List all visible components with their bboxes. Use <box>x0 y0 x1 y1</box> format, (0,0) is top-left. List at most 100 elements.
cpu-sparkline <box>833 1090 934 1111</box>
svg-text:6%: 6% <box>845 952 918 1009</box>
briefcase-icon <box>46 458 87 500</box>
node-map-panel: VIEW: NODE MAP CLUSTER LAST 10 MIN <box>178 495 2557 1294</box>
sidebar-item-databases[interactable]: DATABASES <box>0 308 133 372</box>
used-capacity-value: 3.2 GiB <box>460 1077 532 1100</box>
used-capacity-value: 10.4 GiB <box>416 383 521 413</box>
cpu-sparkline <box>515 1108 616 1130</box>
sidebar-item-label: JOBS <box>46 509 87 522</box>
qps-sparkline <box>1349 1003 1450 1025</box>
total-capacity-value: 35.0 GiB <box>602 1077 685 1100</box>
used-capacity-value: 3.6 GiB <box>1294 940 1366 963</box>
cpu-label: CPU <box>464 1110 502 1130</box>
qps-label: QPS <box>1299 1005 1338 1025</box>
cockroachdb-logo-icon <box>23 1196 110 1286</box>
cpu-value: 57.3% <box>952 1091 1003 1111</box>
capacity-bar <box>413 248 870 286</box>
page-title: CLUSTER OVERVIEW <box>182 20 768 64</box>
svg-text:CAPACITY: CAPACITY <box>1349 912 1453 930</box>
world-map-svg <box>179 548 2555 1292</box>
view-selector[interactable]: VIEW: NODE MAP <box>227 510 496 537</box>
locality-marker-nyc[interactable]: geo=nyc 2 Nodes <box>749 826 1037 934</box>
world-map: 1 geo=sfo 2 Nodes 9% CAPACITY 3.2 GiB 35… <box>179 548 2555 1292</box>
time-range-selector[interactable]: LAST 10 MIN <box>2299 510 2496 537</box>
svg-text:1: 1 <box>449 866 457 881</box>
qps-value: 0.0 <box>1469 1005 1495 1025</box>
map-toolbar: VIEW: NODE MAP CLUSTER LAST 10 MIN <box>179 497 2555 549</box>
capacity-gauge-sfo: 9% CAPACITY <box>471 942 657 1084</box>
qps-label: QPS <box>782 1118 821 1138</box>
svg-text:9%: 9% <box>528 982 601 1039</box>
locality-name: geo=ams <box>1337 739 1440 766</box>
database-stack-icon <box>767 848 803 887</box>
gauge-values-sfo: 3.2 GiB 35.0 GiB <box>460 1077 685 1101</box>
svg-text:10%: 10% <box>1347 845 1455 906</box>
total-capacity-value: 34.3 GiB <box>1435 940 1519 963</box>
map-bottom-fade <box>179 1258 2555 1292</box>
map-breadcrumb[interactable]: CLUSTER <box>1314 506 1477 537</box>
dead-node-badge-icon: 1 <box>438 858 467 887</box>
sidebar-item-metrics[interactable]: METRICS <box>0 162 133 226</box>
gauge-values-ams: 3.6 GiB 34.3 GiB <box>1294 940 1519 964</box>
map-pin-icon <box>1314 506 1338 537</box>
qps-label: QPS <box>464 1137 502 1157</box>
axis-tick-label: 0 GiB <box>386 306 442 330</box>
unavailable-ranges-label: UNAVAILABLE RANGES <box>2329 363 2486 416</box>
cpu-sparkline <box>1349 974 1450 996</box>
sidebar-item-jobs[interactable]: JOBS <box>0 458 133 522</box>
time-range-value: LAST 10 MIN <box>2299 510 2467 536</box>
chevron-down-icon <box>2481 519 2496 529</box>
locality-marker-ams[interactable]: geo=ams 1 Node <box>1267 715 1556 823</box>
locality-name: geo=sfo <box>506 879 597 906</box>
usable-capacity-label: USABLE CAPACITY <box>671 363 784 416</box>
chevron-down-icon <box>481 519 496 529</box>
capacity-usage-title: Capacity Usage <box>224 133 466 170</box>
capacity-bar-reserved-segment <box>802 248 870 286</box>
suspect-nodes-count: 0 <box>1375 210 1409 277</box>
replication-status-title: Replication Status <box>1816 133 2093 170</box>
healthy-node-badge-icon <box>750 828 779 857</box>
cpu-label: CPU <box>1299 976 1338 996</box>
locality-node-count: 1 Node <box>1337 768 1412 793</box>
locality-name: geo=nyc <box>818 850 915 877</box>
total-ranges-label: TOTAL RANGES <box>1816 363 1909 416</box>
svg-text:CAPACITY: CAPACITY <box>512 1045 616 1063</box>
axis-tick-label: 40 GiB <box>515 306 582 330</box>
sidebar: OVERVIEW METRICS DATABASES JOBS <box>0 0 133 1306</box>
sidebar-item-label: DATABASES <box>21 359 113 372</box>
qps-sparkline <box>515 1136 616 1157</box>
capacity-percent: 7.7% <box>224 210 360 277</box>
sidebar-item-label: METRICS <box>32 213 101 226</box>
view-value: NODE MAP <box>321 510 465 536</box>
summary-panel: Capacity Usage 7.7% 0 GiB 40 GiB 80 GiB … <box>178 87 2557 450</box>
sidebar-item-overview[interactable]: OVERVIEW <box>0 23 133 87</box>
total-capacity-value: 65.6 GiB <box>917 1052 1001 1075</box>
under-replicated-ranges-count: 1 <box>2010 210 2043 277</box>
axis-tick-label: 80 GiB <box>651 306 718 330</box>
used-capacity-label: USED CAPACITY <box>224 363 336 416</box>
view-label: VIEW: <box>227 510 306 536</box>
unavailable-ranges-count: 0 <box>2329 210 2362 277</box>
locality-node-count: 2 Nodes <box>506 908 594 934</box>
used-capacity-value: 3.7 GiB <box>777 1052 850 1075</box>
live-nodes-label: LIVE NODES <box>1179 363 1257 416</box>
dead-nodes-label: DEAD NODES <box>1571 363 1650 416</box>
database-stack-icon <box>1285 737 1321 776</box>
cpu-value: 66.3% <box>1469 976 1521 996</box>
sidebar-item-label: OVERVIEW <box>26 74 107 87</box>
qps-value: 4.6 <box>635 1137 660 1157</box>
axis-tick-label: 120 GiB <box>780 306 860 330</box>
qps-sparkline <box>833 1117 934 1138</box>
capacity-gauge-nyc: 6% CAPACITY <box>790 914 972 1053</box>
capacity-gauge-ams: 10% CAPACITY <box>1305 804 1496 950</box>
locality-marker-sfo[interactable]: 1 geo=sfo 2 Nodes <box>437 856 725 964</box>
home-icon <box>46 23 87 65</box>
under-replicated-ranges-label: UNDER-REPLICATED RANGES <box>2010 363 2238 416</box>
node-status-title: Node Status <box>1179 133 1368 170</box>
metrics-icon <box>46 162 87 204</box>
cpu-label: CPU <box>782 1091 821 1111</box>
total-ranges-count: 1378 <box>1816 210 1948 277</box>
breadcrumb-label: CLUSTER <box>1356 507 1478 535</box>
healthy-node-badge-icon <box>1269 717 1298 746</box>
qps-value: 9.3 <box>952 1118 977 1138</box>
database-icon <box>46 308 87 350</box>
········
- SHORT EXERCISE
Return the part of the entries that opens with the first line and closes with the line containing "qps-sparkline <box>1349 1003 1450 1025</box>", including both of those lines, exactly as they appear.

- OUTPUT BELOW
List all visible components with their bboxes. Use <box>x0 y0 x1 y1</box> format, (0,0) is top-left. List at most 100 elements.
cpu-sparkline <box>833 1090 934 1111</box>
svg-text:6%: 6% <box>845 952 918 1009</box>
briefcase-icon <box>46 458 87 500</box>
node-map-panel: VIEW: NODE MAP CLUSTER LAST 10 MIN <box>178 495 2557 1294</box>
sidebar-item-databases[interactable]: DATABASES <box>0 308 133 372</box>
used-capacity-value: 3.2 GiB <box>460 1077 532 1100</box>
used-capacity-value: 10.4 GiB <box>416 383 521 413</box>
cpu-sparkline <box>515 1108 616 1130</box>
sidebar-item-label: JOBS <box>46 509 87 522</box>
qps-sparkline <box>1349 1003 1450 1025</box>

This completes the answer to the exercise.